Determine how many lines of this material contain "values". Give only the number.

Extracts from a graphics dataset
-*-

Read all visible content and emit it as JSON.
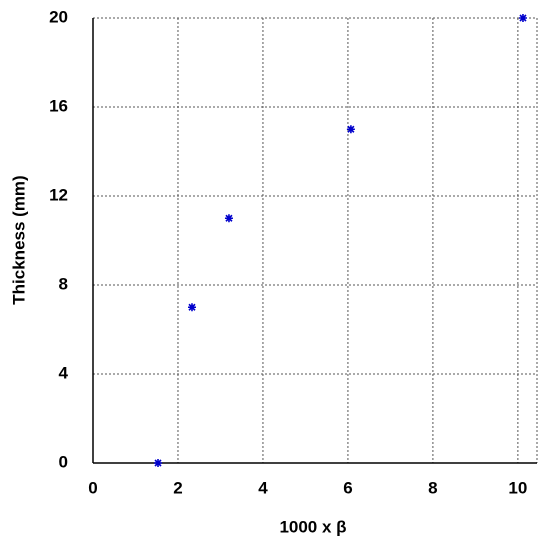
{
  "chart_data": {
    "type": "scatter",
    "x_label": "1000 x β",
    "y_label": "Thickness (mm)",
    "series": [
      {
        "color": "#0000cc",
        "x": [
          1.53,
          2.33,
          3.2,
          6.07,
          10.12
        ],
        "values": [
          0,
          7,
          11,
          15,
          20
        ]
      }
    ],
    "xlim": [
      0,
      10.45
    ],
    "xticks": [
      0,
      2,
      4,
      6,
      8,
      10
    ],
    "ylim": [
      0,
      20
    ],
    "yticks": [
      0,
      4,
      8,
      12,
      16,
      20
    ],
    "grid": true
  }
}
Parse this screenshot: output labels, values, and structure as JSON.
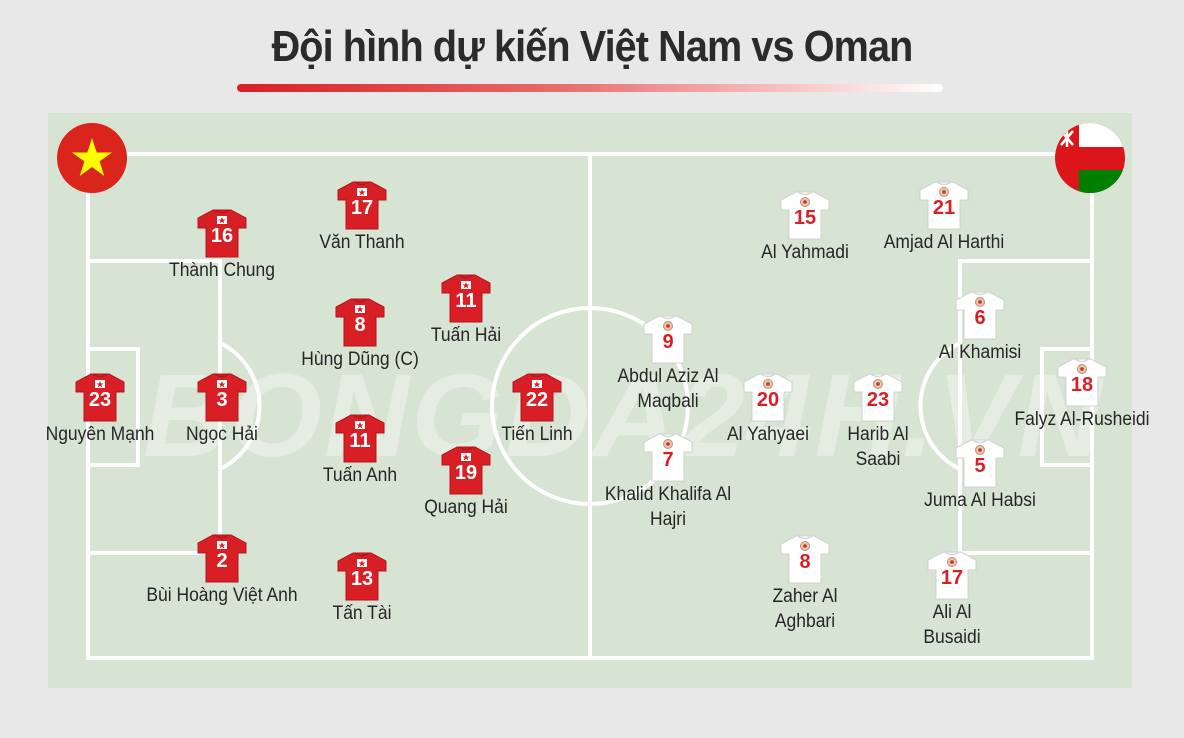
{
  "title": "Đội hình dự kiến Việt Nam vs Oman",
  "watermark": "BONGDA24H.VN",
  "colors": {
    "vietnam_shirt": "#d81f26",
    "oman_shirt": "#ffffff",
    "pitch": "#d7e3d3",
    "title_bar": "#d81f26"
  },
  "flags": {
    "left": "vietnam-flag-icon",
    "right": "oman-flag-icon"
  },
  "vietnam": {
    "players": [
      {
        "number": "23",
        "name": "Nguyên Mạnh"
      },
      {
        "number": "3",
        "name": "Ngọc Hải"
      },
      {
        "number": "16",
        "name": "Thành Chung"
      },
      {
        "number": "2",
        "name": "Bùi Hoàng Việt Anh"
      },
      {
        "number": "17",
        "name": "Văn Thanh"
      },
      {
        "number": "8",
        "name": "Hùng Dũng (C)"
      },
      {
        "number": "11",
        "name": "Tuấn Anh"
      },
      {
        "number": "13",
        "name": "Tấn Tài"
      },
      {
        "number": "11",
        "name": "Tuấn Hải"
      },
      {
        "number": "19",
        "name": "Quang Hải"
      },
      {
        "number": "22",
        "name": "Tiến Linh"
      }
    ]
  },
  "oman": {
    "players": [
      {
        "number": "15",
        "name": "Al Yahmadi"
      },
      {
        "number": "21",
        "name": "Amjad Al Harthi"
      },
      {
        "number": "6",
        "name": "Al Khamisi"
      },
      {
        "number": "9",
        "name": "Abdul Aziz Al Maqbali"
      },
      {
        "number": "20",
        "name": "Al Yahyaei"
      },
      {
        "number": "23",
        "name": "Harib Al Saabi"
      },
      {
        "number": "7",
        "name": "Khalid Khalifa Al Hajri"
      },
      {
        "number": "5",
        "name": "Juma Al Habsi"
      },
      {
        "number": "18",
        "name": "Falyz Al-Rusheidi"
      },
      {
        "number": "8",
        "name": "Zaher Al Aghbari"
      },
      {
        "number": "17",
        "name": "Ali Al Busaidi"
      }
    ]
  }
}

-*-

-- Result --
2